## START

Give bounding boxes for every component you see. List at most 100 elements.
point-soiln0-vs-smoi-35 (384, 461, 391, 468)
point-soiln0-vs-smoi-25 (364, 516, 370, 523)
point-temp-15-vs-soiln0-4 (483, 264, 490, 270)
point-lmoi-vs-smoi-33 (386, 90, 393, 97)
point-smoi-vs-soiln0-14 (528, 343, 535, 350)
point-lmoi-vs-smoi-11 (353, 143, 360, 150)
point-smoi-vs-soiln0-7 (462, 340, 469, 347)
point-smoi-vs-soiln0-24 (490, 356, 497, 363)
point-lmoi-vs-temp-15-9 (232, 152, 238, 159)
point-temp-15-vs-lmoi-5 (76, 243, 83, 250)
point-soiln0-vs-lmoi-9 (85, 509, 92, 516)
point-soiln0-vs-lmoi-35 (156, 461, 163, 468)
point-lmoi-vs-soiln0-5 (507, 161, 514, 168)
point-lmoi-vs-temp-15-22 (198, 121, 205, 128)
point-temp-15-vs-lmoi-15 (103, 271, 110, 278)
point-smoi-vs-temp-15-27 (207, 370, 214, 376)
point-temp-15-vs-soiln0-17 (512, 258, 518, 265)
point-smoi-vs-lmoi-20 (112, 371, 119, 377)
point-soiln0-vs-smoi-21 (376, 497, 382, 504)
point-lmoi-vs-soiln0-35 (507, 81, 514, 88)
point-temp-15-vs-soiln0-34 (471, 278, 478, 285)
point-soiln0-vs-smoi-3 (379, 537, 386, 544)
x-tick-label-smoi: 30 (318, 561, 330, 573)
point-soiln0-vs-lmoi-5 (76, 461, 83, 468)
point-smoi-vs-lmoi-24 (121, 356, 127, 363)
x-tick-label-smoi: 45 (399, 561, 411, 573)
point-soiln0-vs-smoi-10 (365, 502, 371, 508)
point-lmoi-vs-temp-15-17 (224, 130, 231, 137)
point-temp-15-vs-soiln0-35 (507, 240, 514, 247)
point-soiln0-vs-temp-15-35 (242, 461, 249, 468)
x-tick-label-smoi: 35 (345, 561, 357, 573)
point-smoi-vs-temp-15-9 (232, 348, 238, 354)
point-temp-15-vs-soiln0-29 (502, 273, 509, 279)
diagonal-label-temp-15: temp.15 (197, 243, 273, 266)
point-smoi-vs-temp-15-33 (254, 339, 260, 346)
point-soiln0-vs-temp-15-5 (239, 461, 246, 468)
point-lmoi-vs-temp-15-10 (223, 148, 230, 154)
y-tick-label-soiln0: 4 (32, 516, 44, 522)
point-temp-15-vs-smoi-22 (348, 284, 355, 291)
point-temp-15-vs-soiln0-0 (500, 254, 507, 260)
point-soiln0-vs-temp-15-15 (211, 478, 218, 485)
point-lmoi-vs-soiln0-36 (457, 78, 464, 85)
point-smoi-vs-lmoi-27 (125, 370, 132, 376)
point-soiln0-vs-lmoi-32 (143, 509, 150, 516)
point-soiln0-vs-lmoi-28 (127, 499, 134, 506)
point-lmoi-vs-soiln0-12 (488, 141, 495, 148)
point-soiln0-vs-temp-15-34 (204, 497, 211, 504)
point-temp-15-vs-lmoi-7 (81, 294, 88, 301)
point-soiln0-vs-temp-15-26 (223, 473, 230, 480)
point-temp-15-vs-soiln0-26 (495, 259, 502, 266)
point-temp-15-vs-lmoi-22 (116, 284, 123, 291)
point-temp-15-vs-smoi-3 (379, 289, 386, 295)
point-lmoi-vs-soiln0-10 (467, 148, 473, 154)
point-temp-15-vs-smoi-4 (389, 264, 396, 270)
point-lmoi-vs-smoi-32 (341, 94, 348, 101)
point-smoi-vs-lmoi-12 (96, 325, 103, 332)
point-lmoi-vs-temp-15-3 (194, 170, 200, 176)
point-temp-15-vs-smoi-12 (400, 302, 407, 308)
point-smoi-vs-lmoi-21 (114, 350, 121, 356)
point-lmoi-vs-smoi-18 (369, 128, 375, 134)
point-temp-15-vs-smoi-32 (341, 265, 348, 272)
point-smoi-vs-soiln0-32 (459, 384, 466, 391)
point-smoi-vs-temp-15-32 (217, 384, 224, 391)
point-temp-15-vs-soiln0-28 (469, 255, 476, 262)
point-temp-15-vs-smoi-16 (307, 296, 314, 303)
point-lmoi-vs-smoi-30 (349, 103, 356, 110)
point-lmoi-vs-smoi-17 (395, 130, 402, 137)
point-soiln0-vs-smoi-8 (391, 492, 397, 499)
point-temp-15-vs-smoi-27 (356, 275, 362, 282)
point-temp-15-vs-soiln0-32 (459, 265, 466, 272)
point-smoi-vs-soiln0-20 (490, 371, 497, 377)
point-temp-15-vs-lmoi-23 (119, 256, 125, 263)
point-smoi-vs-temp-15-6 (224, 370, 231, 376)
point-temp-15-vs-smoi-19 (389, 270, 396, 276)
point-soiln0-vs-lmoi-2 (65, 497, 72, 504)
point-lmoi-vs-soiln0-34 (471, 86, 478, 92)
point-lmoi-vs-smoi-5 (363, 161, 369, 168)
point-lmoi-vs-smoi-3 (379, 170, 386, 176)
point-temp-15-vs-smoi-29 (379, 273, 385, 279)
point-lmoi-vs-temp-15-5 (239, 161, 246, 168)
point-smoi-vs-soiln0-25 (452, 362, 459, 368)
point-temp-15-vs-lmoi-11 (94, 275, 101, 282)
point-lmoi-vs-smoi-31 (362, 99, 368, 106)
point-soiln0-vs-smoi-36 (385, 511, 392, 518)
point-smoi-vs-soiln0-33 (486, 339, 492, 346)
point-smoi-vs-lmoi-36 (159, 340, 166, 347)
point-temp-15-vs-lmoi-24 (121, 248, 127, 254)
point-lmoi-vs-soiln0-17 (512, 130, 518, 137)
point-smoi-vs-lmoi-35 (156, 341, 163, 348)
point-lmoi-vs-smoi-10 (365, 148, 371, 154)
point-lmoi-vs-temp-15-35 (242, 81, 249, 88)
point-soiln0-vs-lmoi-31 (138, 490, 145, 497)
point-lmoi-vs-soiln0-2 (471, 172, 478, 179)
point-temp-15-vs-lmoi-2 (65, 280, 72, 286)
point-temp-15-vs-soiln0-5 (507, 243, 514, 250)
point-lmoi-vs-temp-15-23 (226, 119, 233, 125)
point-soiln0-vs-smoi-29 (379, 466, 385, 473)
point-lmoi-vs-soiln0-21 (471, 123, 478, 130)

## END

#### PROBLEM STATEMENT
Reproduce the material above word for word, starting with its first line and ending with the line that contains "point-lmoi-vs-temp-15-17 (224, 130, 231, 137)". Include both of those lines.

#### THE SOLUTION
Give bounding boxes for every component you see. List at most 100 elements.
point-soiln0-vs-smoi-35 (384, 461, 391, 468)
point-soiln0-vs-smoi-25 (364, 516, 370, 523)
point-temp-15-vs-soiln0-4 (483, 264, 490, 270)
point-lmoi-vs-smoi-33 (386, 90, 393, 97)
point-smoi-vs-soiln0-14 (528, 343, 535, 350)
point-lmoi-vs-smoi-11 (353, 143, 360, 150)
point-smoi-vs-soiln0-7 (462, 340, 469, 347)
point-smoi-vs-soiln0-24 (490, 356, 497, 363)
point-lmoi-vs-temp-15-9 (232, 152, 238, 159)
point-temp-15-vs-lmoi-5 (76, 243, 83, 250)
point-soiln0-vs-lmoi-9 (85, 509, 92, 516)
point-soiln0-vs-lmoi-35 (156, 461, 163, 468)
point-lmoi-vs-soiln0-5 (507, 161, 514, 168)
point-lmoi-vs-temp-15-22 (198, 121, 205, 128)
point-temp-15-vs-lmoi-15 (103, 271, 110, 278)
point-smoi-vs-temp-15-27 (207, 370, 214, 376)
point-temp-15-vs-soiln0-17 (512, 258, 518, 265)
point-smoi-vs-lmoi-20 (112, 371, 119, 377)
point-soiln0-vs-smoi-21 (376, 497, 382, 504)
point-lmoi-vs-soiln0-35 (507, 81, 514, 88)
point-temp-15-vs-soiln0-34 (471, 278, 478, 285)
point-soiln0-vs-smoi-3 (379, 537, 386, 544)
x-tick-label-smoi: 30 (318, 561, 330, 573)
point-soiln0-vs-lmoi-5 (76, 461, 83, 468)
point-smoi-vs-lmoi-24 (121, 356, 127, 363)
x-tick-label-smoi: 45 (399, 561, 411, 573)
point-soiln0-vs-smoi-10 (365, 502, 371, 508)
point-lmoi-vs-temp-15-17 (224, 130, 231, 137)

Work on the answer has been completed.